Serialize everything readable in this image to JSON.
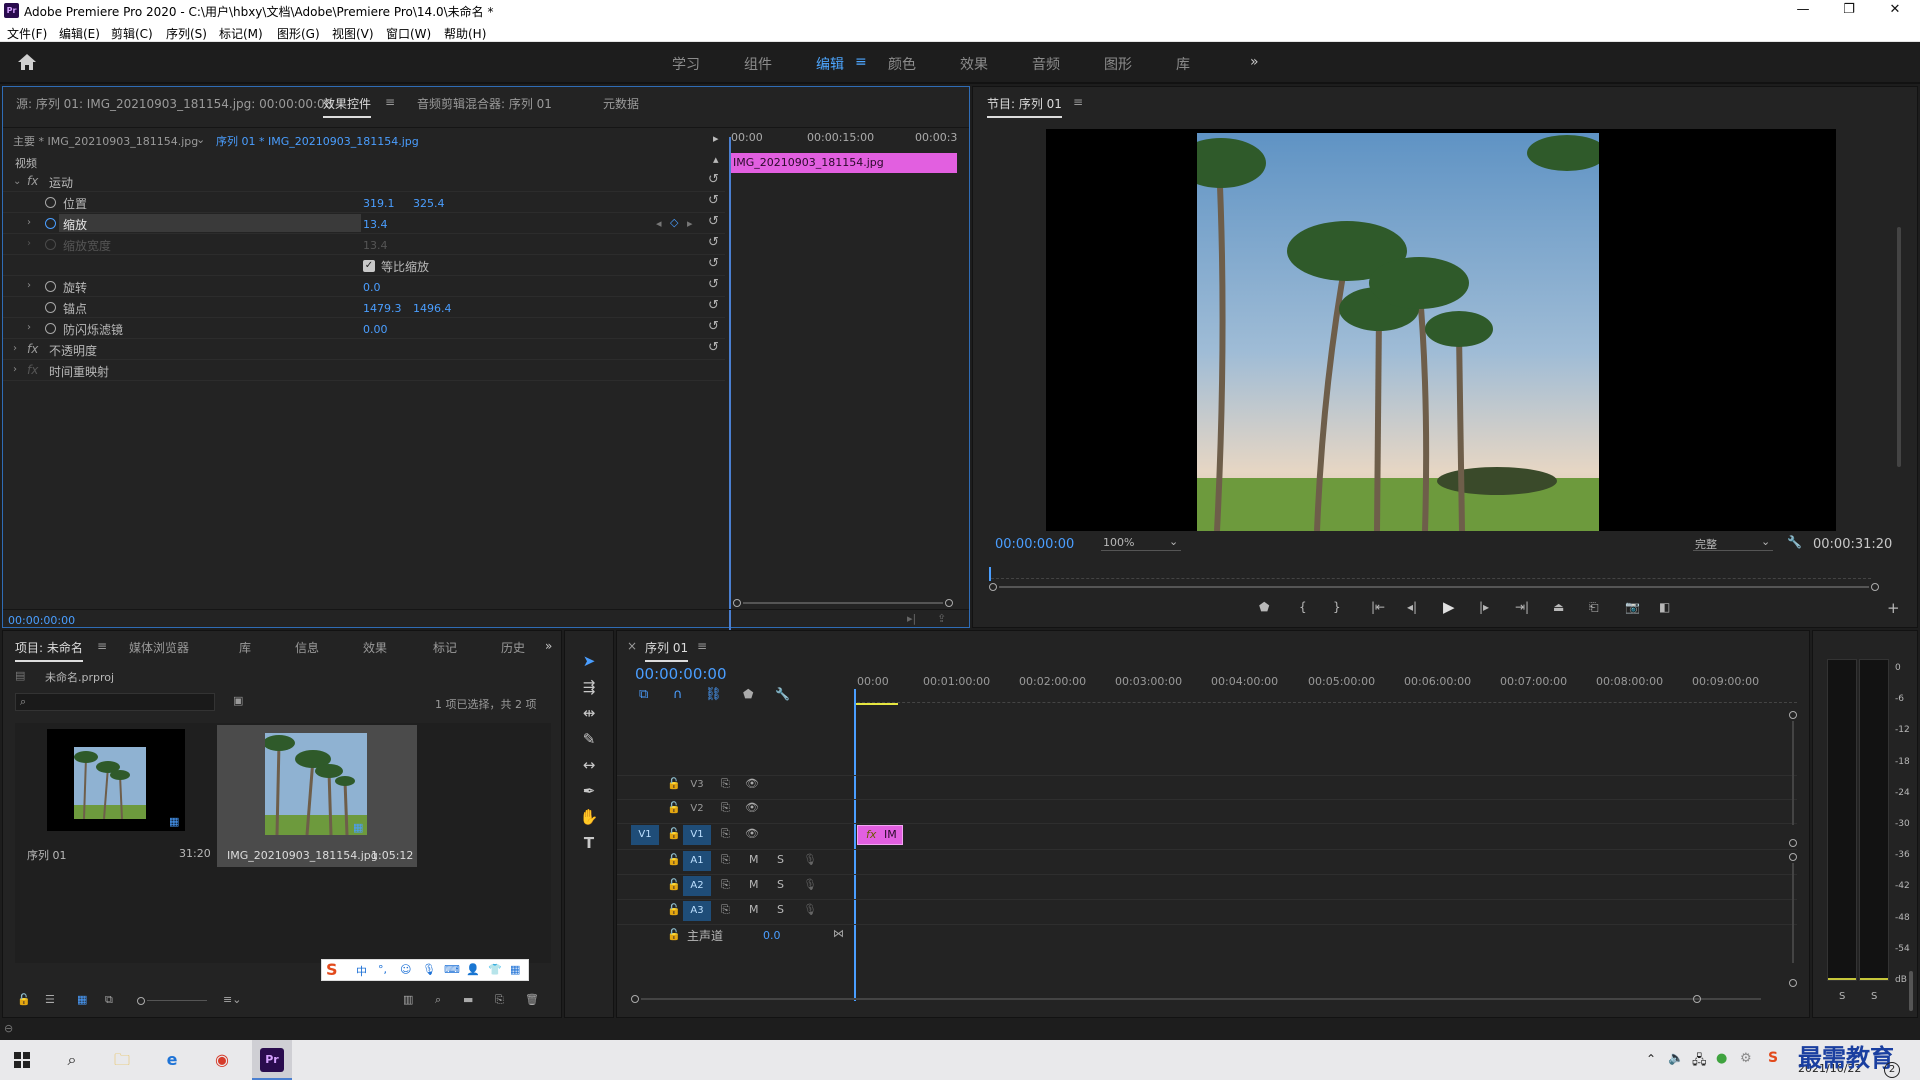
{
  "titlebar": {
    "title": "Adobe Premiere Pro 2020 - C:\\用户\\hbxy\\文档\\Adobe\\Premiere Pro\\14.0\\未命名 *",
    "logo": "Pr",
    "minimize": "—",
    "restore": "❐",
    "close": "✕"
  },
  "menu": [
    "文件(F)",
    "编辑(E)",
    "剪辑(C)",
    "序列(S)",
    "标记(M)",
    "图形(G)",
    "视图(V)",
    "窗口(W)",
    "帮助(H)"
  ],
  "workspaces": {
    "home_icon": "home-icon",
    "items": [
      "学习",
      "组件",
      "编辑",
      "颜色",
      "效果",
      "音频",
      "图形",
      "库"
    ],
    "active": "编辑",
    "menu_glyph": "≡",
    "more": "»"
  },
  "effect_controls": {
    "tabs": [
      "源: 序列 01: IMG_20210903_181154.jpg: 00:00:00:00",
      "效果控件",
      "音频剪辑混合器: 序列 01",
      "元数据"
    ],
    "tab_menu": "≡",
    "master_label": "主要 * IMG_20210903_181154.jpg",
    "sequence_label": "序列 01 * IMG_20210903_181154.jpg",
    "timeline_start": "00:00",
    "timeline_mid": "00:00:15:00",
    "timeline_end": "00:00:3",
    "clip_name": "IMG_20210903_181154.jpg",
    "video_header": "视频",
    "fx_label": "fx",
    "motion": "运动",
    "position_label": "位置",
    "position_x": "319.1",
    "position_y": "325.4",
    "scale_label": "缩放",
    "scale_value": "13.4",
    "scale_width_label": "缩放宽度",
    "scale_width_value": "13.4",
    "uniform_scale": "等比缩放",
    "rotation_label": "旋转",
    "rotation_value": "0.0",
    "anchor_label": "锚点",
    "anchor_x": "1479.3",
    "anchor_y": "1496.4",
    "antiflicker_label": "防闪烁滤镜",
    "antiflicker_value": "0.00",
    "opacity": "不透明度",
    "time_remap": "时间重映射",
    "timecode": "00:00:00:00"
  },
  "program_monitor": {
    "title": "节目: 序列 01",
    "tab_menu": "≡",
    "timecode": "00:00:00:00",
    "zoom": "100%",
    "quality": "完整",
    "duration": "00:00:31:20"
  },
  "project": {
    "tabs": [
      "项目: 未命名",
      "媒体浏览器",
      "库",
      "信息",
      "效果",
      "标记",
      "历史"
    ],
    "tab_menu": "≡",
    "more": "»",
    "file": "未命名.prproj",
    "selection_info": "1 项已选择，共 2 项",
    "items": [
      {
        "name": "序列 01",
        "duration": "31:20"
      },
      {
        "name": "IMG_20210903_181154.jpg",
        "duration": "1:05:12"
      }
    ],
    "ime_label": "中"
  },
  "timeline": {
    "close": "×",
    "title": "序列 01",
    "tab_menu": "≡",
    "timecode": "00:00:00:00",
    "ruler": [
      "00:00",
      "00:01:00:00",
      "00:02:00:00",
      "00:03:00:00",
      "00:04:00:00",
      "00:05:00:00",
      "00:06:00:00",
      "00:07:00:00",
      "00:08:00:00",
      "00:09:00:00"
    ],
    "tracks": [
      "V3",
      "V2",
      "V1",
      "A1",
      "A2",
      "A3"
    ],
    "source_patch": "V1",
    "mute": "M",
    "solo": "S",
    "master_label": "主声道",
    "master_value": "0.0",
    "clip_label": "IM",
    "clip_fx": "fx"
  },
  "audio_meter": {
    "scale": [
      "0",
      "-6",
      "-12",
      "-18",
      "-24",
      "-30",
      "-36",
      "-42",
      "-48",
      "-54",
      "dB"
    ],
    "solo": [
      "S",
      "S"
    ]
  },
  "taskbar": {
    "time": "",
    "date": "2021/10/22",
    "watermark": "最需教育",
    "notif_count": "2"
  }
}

◆ ◆ ◆ ◆

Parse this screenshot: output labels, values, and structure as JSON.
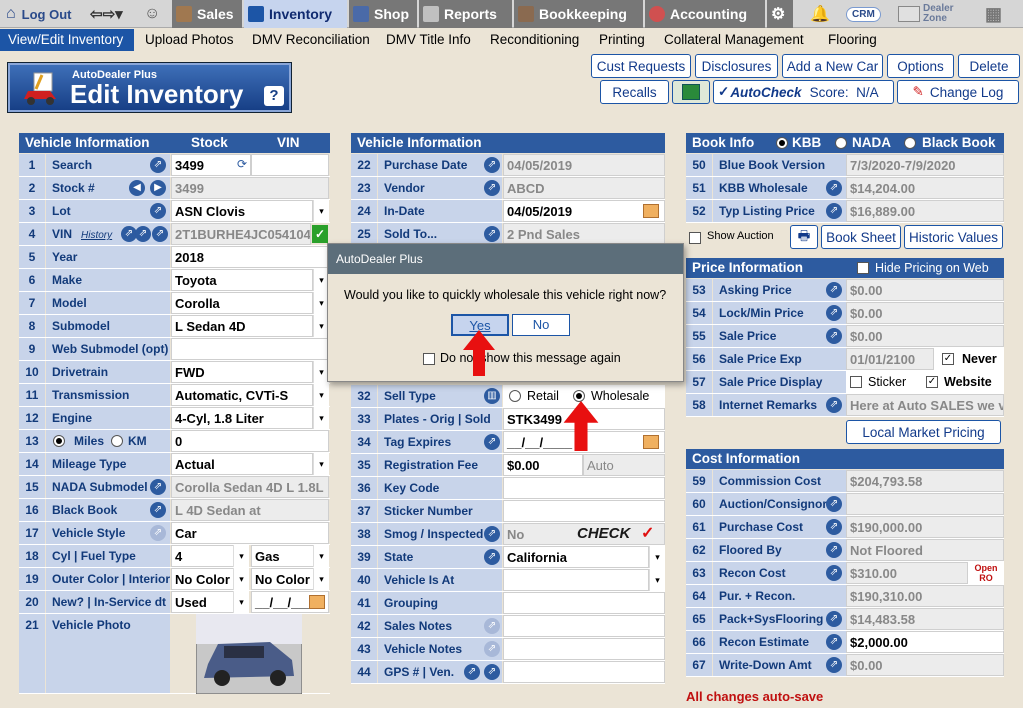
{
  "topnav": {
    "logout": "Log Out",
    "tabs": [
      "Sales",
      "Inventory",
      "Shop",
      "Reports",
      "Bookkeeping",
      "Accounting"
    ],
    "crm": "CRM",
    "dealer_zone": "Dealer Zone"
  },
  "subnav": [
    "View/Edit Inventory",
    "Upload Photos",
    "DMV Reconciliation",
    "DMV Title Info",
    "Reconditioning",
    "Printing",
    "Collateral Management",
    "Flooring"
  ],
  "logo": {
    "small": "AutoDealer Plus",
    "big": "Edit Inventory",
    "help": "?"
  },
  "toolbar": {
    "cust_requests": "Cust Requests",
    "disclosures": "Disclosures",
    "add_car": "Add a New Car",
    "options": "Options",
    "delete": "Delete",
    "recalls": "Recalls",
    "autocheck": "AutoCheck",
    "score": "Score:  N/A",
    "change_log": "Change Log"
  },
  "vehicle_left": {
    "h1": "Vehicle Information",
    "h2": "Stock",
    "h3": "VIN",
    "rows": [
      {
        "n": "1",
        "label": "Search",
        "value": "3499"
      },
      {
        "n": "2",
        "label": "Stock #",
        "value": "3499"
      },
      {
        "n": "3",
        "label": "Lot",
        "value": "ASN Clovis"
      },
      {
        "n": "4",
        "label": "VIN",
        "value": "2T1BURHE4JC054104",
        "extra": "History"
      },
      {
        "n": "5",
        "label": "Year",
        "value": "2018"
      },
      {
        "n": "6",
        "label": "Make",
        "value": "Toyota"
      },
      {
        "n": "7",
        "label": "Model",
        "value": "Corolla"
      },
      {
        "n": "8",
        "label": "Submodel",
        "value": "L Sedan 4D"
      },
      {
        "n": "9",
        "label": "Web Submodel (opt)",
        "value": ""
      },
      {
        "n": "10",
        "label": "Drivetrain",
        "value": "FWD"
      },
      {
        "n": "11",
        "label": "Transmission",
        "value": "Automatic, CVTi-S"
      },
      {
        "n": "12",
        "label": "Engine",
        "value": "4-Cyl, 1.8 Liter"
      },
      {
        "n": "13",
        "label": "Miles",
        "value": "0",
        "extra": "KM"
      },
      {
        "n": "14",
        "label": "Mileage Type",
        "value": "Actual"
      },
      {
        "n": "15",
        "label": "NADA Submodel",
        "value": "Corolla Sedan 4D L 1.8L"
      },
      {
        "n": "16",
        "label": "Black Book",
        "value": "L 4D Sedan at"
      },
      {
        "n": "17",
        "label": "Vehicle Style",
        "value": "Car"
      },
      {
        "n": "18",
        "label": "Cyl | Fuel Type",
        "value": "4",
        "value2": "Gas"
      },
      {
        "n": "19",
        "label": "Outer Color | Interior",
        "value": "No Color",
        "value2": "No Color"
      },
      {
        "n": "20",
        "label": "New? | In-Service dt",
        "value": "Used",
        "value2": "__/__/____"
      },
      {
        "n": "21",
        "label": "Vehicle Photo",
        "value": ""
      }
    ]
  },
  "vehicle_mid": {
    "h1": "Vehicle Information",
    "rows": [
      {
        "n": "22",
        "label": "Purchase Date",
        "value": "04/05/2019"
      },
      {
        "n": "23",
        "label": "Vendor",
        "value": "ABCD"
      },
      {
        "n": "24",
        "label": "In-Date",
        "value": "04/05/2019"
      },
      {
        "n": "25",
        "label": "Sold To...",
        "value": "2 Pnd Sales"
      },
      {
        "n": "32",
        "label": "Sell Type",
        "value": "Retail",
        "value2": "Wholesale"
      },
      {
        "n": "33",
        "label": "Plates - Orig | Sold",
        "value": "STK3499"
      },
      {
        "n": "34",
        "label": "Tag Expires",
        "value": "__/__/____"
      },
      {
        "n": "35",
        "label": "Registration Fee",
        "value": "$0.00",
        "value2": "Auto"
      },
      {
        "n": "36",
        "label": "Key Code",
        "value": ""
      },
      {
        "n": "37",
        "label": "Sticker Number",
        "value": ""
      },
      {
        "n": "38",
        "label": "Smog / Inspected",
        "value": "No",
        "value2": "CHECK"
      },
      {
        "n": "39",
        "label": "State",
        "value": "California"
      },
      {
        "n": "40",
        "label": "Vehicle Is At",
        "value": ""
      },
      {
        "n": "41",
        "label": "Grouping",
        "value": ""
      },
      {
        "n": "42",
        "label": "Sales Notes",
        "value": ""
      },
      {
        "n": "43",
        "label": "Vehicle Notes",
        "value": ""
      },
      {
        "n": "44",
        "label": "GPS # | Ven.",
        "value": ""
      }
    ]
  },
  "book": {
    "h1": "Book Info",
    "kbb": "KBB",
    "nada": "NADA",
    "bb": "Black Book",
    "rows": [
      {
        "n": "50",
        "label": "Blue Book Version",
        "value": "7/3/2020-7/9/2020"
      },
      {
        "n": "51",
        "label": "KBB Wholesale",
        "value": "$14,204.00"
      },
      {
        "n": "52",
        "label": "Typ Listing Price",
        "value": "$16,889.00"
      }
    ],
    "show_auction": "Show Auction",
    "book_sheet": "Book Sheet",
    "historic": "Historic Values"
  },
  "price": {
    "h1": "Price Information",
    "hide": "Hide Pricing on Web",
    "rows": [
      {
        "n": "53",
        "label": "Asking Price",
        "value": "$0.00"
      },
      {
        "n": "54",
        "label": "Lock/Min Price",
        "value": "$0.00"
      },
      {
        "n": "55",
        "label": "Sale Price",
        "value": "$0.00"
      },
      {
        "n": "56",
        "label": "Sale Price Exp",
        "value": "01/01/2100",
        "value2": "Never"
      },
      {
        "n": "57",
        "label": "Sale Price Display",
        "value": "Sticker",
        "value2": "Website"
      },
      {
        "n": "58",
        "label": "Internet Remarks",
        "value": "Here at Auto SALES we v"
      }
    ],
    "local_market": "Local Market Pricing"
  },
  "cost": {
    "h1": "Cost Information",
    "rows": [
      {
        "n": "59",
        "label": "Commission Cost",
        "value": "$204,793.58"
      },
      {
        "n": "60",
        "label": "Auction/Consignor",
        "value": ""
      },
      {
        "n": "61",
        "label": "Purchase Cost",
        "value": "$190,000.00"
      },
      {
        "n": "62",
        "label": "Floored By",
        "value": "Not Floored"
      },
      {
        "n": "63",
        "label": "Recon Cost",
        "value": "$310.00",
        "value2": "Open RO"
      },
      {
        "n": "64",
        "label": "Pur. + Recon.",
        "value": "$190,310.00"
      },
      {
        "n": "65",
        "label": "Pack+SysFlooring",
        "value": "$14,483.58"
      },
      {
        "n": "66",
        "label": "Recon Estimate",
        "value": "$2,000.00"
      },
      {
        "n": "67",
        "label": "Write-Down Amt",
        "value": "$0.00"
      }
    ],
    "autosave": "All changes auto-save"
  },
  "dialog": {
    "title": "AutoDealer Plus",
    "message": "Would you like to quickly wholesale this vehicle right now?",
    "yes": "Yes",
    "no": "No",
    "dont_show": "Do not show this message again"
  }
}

◆ ◆ ◆ ◆

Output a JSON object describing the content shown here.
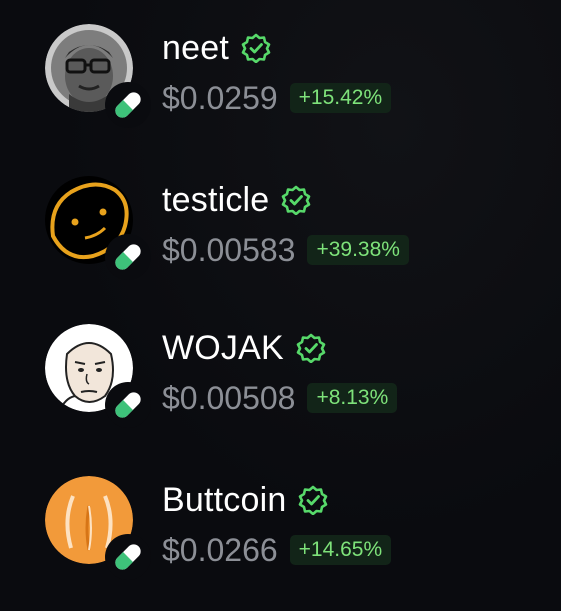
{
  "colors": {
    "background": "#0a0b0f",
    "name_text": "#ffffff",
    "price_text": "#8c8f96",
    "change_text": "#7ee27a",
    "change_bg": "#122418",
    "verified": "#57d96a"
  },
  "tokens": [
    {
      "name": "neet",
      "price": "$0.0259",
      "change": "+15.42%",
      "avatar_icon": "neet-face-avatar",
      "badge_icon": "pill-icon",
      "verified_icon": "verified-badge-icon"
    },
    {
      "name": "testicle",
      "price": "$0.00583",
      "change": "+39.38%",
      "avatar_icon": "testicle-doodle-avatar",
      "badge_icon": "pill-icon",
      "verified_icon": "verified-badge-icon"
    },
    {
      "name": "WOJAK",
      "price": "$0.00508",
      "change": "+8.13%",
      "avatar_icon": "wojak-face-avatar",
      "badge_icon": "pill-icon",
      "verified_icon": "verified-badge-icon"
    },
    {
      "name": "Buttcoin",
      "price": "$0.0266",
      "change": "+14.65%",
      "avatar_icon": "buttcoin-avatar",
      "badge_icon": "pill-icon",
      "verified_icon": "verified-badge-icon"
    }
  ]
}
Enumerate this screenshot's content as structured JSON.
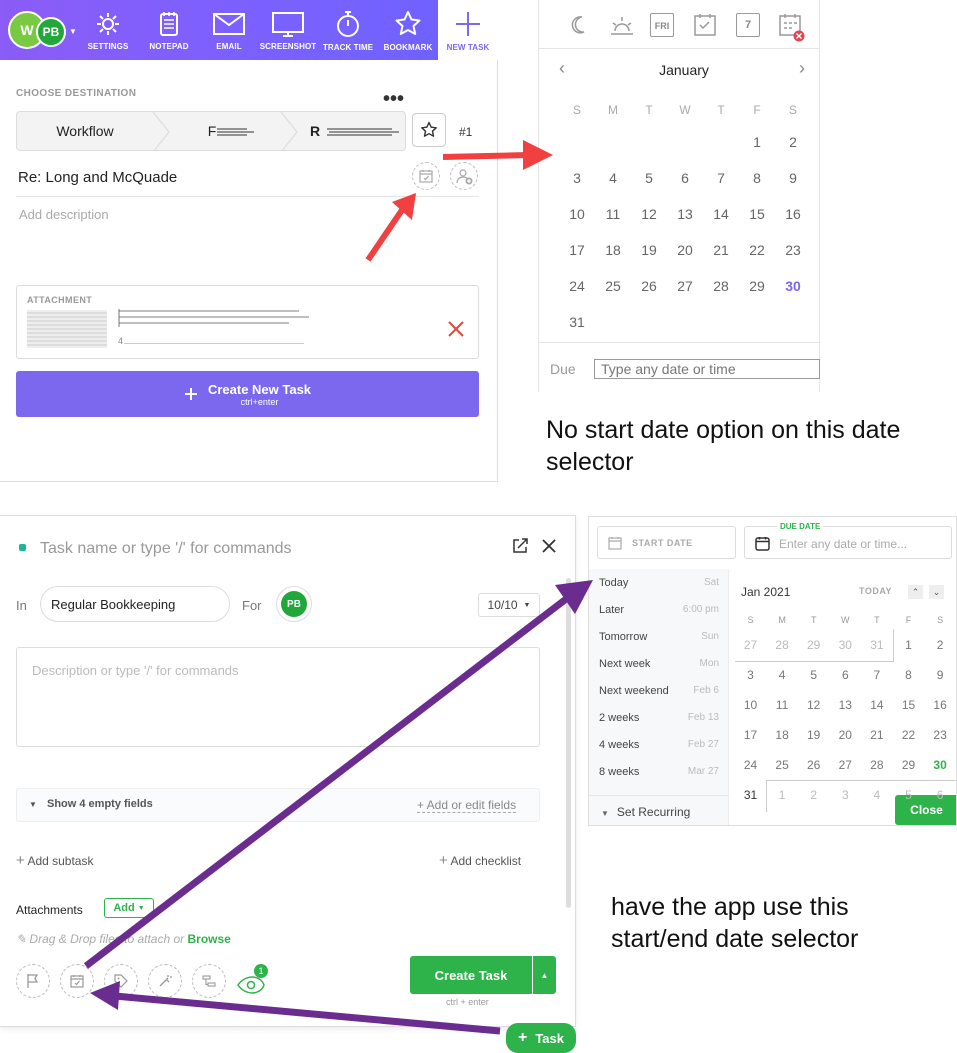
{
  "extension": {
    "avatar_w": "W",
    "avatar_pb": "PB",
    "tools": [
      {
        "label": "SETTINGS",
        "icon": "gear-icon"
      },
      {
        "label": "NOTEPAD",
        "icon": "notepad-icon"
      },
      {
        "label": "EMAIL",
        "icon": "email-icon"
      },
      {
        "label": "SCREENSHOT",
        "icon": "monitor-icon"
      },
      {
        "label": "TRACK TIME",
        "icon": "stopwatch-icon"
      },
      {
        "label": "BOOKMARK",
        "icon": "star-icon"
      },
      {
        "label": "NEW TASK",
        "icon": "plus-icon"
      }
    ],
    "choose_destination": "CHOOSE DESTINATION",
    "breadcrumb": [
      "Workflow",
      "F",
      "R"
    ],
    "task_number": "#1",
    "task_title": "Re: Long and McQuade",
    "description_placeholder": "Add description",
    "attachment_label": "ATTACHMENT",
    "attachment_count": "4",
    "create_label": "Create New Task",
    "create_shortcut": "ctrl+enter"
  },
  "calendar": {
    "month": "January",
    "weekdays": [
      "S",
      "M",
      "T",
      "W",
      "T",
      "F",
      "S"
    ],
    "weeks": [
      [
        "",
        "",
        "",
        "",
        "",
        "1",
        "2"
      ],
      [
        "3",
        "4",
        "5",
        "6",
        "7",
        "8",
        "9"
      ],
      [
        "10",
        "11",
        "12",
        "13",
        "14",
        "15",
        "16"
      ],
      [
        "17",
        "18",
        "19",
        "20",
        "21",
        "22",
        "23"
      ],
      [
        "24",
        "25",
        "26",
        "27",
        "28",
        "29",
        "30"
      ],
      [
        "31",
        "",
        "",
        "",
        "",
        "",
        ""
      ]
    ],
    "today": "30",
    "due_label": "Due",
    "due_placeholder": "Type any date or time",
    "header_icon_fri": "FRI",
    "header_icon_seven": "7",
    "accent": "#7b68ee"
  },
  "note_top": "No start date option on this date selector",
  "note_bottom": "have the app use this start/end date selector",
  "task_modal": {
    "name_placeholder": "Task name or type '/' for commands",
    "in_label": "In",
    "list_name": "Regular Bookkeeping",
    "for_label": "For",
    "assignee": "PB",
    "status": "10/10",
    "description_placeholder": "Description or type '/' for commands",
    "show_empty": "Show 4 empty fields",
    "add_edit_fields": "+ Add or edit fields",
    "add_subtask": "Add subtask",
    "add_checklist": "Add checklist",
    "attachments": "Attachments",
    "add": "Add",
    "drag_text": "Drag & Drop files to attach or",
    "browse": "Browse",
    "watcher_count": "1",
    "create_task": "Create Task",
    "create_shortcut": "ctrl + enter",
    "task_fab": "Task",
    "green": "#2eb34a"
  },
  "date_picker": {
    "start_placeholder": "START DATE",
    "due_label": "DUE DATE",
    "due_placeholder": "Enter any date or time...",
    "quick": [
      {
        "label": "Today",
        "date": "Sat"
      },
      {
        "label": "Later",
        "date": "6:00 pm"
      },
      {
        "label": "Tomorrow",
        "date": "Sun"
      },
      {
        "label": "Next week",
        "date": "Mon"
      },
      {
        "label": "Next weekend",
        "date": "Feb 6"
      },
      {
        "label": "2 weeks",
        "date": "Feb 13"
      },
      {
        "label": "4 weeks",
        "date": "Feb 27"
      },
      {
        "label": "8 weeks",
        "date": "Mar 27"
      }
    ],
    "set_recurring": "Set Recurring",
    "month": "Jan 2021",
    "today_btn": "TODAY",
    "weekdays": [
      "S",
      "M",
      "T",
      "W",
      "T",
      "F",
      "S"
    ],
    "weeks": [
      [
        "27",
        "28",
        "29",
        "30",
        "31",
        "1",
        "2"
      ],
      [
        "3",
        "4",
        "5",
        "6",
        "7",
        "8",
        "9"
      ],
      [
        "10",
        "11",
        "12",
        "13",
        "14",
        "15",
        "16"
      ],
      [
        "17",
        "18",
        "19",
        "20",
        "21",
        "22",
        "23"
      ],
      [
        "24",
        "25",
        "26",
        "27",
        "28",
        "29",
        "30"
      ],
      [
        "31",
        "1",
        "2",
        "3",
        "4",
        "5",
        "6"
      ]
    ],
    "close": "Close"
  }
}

◆ ◆ ◆ ◆

*Directions for this task*:
From the entries above, select each line containing the string "Bookkeeping".

*Solved exercise*:
      "Bookkeeping",
    "list_name": "Regular Bookkeeping",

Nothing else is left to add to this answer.